Exploring raw data is closer to participating in electronic discovery than exploring an artists attempt at making a huge empty planet palatable to the spending consumer.


Depends on what you mean with "raw data", the pictures shown in the post are clearly calibrated data: you can tell because there isn't a lot of noise and other camera artefacts.

Here is an nice example showing how WISE (W3) images go from real raw data to science calibrated images: http://wise2.ipac.caltech.edu/docs/release/allsky/expsup/fig... (taken from http://wise2.ipac.caltech.edu/docs/release/allsky/expsup/sec...)


you totally captured the emotional response I had to these CD-ROM sets... I just wish I'd written it better, but that's just it there.

It was certainly cool to decode the raw stuff myself, although Iv'e been told so many times since I wrote that to either 'enjoy' the artistic version, or get some 'better' version of these things already transmogrified... But I wanted to do it myself!

It really did feel like I was accomplishing something when I got the first image to render, I guess it's the Ikea fallacy? Oh sure any idiot can click on a JPEG but can you follow well documented steps, and use a highly portable program to let you reproduce the same images?

Either way, I had fun doing it, although it feels like I did this a lot longer than a year ago...

## Raw data:
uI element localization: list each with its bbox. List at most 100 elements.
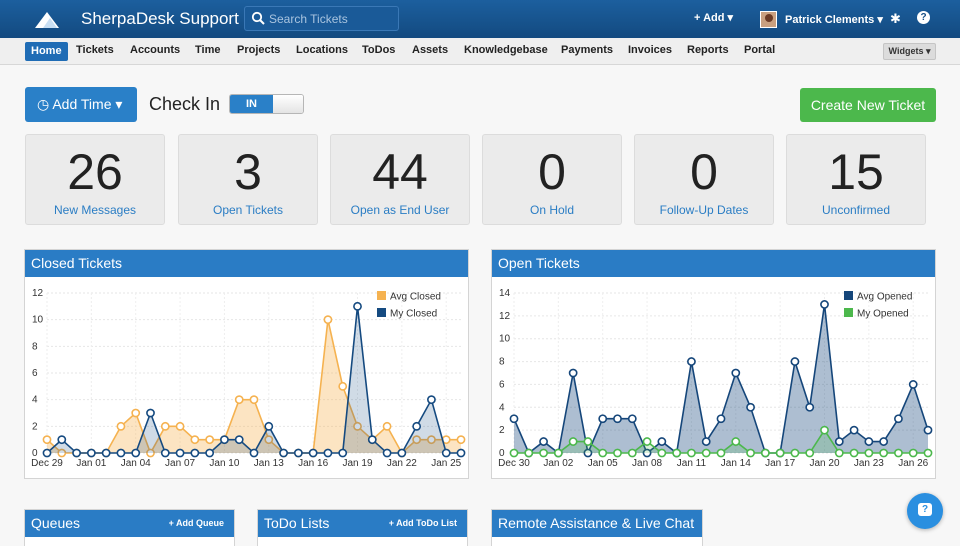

## The task:
Please repeat a stretch of the raw data discussion word for word, starting at the words "Exploring raw data" and ending after "just it there.". The material isn't needed here.

## Response to this task:
Exploring raw data is closer to participating in electronic discovery than exploring an artists attempt at making a huge empty planet palatable to the spending consumer.


Depends on what you mean with "raw data", the pictures shown in the post are clearly calibrated data: you can tell because there isn't a lot of noise and other camera artefacts.

Here is an nice example showing how WISE (W3) images go from real raw data to science calibrated images: http://wise2.ipac.caltech.edu/docs/release/allsky/expsup/fig... (taken from http://wise2.ipac.caltech.edu/docs/release/allsky/expsup/sec...)


you totally captured the emotional response I had to these CD-ROM sets... I just wish I'd written it better, but that's just it there.